### The request
Copy the data word for word, starting with its first line and ending with the line that contains "x-tick-label: 0 xyxy=(142,387,150,403)".

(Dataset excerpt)
::::::::

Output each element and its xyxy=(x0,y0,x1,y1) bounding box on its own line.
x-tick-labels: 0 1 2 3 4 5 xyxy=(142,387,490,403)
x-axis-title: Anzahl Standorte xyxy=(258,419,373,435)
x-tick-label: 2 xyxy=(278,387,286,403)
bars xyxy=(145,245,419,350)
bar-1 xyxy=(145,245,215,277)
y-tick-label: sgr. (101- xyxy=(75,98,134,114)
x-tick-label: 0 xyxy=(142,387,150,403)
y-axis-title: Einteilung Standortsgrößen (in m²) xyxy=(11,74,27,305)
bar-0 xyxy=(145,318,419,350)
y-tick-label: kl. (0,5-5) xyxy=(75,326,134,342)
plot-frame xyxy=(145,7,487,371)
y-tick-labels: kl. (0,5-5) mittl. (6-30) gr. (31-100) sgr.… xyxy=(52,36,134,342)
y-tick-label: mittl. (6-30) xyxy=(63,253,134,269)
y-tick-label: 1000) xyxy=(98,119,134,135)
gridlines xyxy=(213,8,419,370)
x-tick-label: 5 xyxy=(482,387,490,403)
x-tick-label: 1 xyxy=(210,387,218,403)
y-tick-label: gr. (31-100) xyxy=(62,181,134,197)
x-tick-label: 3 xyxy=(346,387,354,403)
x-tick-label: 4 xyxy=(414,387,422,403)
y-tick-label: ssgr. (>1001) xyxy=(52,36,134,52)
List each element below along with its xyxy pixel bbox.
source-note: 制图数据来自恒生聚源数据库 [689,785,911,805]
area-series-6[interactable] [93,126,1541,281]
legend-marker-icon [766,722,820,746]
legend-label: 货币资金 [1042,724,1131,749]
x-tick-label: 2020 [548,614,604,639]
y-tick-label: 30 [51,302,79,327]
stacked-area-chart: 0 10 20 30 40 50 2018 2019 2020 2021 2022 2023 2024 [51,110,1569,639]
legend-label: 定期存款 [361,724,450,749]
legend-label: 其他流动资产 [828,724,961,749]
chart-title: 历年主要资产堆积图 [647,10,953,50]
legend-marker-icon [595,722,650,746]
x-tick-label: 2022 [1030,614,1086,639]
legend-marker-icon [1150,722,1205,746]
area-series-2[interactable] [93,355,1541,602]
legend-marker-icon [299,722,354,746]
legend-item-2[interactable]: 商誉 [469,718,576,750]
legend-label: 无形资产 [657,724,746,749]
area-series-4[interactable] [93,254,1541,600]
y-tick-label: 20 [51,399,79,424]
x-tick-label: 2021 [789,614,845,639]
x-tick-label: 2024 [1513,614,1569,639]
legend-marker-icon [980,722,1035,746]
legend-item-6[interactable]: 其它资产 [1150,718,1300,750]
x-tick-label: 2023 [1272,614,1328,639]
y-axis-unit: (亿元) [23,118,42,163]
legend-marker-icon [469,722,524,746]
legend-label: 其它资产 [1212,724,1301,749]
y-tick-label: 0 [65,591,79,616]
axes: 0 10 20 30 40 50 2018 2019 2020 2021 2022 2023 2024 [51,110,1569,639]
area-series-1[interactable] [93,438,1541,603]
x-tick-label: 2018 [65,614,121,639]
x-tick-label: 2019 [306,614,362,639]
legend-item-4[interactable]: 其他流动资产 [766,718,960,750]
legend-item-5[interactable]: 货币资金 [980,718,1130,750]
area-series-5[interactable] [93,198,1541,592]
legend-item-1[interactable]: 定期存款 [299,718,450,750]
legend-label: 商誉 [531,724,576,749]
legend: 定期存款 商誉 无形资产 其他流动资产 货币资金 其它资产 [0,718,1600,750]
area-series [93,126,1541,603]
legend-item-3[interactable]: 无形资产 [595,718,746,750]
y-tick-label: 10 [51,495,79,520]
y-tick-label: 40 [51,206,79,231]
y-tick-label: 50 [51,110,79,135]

::::::::

### Task solution
Output each element and its xyxy=(x0,y0,x1,y1) bounding box on its own line.
x-tick-labels: 0 1 2 3 4 5 xyxy=(142,387,490,403)
x-axis-title: Anzahl Standorte xyxy=(258,419,373,435)
x-tick-label: 2 xyxy=(278,387,286,403)
bars xyxy=(145,245,419,350)
bar-1 xyxy=(145,245,215,277)
y-tick-label: sgr. (101- xyxy=(75,98,134,114)
x-tick-label: 0 xyxy=(142,387,150,403)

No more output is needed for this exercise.